#### TASK STATEMENT:
In the material below, find each line holding the string "Lebens" and copy it.

#### ENTRIES SUPPLIED:

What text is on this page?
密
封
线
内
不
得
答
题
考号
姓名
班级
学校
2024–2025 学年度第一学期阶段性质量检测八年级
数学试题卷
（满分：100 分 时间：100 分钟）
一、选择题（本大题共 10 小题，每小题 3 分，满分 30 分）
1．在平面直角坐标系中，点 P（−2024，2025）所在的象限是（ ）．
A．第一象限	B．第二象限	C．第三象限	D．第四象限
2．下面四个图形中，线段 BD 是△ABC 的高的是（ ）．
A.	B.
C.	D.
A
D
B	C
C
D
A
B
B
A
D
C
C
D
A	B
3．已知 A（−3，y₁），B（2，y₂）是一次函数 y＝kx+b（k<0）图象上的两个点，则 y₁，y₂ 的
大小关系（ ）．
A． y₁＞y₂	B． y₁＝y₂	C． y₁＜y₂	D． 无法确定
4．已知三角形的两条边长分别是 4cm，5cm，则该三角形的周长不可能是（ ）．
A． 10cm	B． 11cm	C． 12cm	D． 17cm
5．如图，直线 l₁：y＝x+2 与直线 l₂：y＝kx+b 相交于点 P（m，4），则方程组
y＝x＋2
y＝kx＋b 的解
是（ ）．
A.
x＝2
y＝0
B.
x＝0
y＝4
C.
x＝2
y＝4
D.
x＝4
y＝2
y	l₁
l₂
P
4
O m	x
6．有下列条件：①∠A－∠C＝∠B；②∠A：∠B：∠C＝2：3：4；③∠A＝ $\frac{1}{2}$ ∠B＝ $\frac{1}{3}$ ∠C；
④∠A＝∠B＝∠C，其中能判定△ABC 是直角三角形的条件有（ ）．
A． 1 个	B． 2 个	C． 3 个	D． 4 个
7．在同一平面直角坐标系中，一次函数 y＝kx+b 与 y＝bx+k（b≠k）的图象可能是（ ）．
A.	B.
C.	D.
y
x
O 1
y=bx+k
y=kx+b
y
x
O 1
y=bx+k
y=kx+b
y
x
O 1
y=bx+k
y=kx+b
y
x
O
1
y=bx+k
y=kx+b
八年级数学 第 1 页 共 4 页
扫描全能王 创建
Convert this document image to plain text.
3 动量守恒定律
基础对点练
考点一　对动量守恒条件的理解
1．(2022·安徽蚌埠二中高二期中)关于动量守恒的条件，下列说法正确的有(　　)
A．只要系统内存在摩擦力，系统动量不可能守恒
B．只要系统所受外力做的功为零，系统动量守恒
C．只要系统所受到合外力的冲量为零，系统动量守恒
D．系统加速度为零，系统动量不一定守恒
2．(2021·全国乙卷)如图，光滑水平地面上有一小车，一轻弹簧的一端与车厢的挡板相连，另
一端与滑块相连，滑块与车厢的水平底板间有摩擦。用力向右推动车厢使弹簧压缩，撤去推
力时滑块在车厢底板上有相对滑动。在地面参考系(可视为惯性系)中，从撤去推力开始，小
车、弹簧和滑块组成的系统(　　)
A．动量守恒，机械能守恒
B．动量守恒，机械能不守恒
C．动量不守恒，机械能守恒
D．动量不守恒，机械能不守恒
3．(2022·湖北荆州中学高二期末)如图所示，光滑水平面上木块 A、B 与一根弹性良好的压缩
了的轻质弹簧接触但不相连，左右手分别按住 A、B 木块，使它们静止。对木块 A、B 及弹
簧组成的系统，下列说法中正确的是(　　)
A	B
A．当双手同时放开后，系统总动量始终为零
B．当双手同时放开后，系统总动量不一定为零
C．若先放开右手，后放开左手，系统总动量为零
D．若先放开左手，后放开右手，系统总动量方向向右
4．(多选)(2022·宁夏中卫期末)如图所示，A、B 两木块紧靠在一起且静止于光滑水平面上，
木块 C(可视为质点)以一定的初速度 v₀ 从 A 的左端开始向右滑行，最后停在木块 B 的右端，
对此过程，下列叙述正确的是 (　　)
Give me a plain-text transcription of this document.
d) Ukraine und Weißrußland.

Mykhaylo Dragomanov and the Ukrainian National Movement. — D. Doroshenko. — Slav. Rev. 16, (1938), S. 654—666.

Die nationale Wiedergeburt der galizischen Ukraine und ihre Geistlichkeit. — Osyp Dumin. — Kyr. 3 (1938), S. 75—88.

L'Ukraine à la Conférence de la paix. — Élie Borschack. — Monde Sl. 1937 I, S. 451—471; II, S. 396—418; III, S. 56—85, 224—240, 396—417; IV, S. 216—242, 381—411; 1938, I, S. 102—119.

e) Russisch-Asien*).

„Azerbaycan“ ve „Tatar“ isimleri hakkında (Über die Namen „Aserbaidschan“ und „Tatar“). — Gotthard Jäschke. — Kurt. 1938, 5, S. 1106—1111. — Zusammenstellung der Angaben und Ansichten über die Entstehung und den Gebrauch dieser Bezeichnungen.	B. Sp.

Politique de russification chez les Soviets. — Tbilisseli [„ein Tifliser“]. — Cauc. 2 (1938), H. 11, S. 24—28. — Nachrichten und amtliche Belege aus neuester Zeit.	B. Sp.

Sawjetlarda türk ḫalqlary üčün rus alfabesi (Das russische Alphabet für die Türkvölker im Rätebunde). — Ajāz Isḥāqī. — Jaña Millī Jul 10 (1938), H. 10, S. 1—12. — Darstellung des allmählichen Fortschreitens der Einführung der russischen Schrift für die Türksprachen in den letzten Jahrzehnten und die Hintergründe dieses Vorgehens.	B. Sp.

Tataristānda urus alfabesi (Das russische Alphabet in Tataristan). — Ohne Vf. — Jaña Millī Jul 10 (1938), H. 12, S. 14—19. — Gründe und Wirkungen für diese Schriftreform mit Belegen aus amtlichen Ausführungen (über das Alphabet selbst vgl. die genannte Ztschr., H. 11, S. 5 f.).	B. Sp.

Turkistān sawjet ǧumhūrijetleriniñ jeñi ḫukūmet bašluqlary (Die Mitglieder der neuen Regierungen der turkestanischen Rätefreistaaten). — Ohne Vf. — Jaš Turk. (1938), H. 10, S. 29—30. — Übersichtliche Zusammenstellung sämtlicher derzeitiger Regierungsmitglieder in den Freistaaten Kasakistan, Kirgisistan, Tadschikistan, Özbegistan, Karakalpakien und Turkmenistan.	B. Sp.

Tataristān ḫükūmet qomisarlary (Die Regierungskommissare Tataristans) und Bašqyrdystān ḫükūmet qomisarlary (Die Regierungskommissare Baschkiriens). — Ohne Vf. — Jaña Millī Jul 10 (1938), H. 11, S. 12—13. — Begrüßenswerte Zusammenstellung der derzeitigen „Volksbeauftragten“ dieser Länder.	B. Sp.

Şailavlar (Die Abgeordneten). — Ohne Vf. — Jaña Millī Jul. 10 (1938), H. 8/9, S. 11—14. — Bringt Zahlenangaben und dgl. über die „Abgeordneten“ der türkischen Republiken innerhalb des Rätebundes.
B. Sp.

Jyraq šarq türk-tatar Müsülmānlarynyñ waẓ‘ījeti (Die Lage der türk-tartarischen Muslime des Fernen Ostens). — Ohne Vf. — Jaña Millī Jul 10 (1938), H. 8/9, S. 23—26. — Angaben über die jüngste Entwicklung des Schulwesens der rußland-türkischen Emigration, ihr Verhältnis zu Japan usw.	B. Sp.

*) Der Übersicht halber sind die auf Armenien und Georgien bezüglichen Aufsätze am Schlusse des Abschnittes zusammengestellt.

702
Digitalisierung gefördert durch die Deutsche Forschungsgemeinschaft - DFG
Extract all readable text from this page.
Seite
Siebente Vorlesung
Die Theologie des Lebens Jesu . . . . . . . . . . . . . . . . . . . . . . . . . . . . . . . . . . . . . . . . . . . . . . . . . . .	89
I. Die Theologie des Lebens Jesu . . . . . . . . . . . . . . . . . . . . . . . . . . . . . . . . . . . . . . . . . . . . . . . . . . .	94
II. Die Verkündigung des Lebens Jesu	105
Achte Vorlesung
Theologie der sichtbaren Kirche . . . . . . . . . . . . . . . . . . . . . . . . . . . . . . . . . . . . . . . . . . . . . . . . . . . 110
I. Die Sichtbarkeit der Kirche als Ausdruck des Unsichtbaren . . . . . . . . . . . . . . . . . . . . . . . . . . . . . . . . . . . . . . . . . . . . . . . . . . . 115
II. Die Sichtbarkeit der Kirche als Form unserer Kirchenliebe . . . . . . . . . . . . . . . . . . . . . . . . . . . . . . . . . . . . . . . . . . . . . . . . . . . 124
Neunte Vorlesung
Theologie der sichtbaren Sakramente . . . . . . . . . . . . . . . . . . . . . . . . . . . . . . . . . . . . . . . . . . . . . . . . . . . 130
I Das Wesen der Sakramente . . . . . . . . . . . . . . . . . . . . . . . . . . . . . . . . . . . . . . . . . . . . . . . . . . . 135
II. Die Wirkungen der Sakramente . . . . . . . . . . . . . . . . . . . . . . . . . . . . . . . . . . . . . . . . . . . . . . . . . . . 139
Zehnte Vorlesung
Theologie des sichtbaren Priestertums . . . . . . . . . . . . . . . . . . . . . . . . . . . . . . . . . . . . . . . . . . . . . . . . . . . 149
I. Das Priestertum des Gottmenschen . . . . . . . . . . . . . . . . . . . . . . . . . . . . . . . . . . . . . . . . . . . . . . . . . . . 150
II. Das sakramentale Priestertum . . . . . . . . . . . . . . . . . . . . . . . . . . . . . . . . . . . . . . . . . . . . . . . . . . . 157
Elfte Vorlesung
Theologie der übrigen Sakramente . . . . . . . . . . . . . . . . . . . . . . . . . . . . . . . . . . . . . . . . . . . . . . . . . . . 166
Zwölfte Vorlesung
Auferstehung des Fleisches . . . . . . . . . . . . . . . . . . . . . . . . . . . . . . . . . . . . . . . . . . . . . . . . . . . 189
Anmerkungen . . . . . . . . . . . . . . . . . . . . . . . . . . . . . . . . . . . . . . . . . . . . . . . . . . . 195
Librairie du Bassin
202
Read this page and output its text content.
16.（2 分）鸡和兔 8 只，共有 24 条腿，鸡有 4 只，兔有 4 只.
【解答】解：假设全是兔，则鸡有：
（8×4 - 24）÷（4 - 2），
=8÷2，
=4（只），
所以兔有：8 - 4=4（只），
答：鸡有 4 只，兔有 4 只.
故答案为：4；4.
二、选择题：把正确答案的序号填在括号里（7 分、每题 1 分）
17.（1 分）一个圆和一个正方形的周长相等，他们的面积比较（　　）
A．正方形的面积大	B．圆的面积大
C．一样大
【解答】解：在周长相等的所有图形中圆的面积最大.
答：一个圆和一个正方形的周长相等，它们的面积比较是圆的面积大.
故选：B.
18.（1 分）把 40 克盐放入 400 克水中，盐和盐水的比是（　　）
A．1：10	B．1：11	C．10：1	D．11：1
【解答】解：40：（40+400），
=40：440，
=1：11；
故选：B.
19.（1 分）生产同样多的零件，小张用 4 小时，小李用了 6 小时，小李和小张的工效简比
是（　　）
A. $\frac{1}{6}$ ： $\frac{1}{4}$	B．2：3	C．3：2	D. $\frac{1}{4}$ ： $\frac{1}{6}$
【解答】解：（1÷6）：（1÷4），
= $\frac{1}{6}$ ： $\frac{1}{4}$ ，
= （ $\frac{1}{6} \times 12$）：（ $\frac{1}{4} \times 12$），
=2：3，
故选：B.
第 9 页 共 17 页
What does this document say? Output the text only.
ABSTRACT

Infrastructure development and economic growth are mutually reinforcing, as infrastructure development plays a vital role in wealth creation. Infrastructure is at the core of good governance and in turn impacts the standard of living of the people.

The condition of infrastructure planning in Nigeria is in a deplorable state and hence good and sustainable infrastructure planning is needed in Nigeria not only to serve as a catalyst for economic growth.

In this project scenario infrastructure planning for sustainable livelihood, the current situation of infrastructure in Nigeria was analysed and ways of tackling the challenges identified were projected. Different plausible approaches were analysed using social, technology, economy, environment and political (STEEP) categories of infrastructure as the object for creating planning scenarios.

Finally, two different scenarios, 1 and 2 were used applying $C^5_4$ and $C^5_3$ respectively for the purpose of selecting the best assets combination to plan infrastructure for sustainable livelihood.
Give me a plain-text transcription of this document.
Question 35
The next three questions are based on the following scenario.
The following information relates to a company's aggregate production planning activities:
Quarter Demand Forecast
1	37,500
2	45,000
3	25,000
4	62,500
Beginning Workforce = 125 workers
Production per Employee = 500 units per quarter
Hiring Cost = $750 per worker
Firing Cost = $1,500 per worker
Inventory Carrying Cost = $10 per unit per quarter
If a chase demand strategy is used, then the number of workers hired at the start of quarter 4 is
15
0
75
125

#### THE COMPLETED TASK:
Die Theologie des Lebens Jesu . . . . . . . . . . . . . . . . . . . . . . . . . . . . . . . . . . . . . . . . . . . . . . . . . . .	89
I. Die Theologie des Lebens Jesu . . . . . . . . . . . . . . . . . . . . . . . . . . . . . . . . . . . . . . . . . . . . . . . . . . .	94
II. Die Verkündigung des Lebens Jesu	105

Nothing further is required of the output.